Collection entries
::::::

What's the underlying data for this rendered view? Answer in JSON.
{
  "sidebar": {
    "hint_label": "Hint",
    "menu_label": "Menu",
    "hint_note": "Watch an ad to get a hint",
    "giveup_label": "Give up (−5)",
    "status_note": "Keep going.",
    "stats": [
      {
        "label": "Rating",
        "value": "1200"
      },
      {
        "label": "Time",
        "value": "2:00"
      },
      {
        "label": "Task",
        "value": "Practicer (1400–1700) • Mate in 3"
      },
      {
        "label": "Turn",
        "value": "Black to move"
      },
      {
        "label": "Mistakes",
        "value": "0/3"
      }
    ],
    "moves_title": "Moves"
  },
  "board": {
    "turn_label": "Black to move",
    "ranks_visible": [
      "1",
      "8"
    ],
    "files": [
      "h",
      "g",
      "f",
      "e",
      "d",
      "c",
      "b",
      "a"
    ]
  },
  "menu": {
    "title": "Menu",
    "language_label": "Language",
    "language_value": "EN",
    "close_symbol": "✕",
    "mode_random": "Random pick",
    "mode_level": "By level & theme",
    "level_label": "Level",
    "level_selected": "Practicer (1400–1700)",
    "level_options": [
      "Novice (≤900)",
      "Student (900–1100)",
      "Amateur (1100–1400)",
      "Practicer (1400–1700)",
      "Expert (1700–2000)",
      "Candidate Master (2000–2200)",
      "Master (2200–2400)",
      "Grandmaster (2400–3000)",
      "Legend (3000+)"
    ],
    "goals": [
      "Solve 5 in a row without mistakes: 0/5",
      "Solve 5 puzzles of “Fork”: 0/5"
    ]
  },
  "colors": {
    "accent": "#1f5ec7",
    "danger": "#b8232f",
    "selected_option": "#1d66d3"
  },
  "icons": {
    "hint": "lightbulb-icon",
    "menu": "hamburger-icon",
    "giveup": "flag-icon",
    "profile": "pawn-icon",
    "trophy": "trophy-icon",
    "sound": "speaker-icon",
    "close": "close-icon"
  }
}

::::::

YOUR INSTRUCTIONS: Write out the complete set of records exactly as given.

WRITTEN RESPONSE:
What's the underlying data for this rendered view? Answer in JSON.
{
  "sidebar": {
    "hint_label": "Hint",
    "menu_label": "Menu",
    "hint_note": "Watch an ad to get a hint",
    "giveup_label": "Give up (−5)",
    "status_note": "Keep going.",
    "stats": [
      {
        "label": "Rating",
        "value": "1200"
      },
      {
        "label": "Time",
        "value": "2:00"
      },
      {
        "label": "Task",
        "value": "Practicer (1400–1700) • Mate in 3"
      },
      {
        "label": "Turn",
        "value": "Black to move"
      },
      {
        "label": "Mistakes",
        "value": "0/3"
      }
    ],
    "moves_title": "Moves"
  },
  "board": {
    "turn_label": "Black to move",
    "ranks_visible": [
      "1",
      "8"
    ],
    "files": [
      "h",
      "g",
      "f",
      "e",
      "d",
      "c",
      "b",
      "a"
    ]
  },
  "menu": {
    "title": "Menu",
    "language_label": "Language",
    "language_value": "EN",
    "close_symbol": "✕",
    "mode_random": "Random pick",
    "mode_level": "By level & theme",
    "level_label": "Level",
    "level_selected": "Practicer (1400–1700)",
    "level_options": [
      "Novice (≤900)",
      "Student (900–1100)",
      "Amateur (1100–1400)",
      "Practicer (1400–1700)",
      "Expert (1700–2000)",
      "Candidate Master (2000–2200)",
      "Master (2200–2400)",
      "Grandmaster (2400–3000)",
      "Legend (3000+)"
    ],
    "goals": [
      "Solve 5 in a row without mistakes: 0/5",
      "Solve 5 puzzles of “Fork”: 0/5"
    ]
  },
  "colors": {
    "accent": "#1f5ec7",
    "danger": "#b8232f",
    "selected_option": "#1d66d3"
  },
  "icons": {
    "hint": "lightbulb-icon",
    "menu": "hamburger-icon",
    "giveup": "flag-icon",
    "profile": "pawn-icon",
    "trophy": "trophy-icon",
    "sound": "speaker-icon",
    "close": "close-icon"
  }
}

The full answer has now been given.